[EXERCISE INSTRUCTIONS]
Compile every line that includes the word "this".
----- MATERIAL PROVIDED
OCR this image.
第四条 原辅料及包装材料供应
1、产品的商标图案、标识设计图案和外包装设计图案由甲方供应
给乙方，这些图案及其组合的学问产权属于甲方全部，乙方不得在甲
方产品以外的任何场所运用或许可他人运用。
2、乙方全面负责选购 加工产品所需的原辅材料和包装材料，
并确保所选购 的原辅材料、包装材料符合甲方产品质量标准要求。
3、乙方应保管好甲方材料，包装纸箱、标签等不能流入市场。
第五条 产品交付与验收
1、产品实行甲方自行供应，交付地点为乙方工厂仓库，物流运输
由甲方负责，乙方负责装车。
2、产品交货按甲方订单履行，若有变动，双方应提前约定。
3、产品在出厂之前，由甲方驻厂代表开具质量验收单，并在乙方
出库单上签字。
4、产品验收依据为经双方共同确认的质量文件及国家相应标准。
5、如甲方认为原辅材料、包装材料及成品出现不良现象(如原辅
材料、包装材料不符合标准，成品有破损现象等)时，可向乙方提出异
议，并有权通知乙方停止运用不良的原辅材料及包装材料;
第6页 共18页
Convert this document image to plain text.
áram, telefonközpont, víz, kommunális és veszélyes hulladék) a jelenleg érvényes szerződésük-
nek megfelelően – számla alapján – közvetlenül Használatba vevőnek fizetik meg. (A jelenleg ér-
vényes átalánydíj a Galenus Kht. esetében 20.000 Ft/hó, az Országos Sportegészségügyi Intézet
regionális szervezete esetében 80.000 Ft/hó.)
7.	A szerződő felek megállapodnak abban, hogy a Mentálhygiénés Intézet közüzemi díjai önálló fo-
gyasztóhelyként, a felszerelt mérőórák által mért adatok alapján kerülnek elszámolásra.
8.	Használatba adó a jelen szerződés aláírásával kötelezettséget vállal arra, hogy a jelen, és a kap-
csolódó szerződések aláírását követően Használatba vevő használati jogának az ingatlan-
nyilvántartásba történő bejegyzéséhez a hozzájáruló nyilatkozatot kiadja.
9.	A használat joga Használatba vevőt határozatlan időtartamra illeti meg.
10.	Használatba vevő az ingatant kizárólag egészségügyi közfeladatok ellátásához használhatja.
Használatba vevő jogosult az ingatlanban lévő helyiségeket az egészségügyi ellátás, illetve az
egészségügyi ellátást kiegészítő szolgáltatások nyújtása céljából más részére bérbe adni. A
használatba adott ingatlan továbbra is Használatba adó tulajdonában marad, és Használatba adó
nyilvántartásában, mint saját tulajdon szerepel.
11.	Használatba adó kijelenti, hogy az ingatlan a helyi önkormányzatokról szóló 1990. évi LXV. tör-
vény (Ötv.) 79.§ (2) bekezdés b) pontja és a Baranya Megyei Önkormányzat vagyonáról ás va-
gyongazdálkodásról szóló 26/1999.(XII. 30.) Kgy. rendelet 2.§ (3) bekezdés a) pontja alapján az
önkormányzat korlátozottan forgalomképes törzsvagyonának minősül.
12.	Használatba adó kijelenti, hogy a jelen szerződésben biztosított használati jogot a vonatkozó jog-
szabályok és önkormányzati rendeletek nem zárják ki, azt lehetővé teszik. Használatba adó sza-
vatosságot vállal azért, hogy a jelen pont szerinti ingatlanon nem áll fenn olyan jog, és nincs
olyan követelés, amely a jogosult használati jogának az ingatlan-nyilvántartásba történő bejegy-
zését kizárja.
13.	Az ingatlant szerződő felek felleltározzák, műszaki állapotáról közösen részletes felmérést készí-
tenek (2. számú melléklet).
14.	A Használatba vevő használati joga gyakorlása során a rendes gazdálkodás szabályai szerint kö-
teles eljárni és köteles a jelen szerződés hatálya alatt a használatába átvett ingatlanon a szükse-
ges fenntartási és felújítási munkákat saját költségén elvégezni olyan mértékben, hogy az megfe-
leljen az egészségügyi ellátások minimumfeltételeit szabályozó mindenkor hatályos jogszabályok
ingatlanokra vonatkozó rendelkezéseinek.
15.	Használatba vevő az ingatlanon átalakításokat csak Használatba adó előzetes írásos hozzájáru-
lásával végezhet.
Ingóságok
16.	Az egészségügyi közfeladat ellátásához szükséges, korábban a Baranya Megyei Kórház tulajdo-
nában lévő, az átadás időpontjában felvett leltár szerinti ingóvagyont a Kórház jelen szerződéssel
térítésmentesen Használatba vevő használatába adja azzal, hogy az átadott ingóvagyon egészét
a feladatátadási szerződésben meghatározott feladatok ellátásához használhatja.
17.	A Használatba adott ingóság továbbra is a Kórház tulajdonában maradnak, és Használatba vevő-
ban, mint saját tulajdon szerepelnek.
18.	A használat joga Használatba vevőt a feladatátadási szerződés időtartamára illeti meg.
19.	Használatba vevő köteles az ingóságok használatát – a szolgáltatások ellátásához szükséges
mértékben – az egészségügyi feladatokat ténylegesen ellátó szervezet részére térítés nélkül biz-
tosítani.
----------
[REPLY]
OCR this image.
Convert this document image to plain text.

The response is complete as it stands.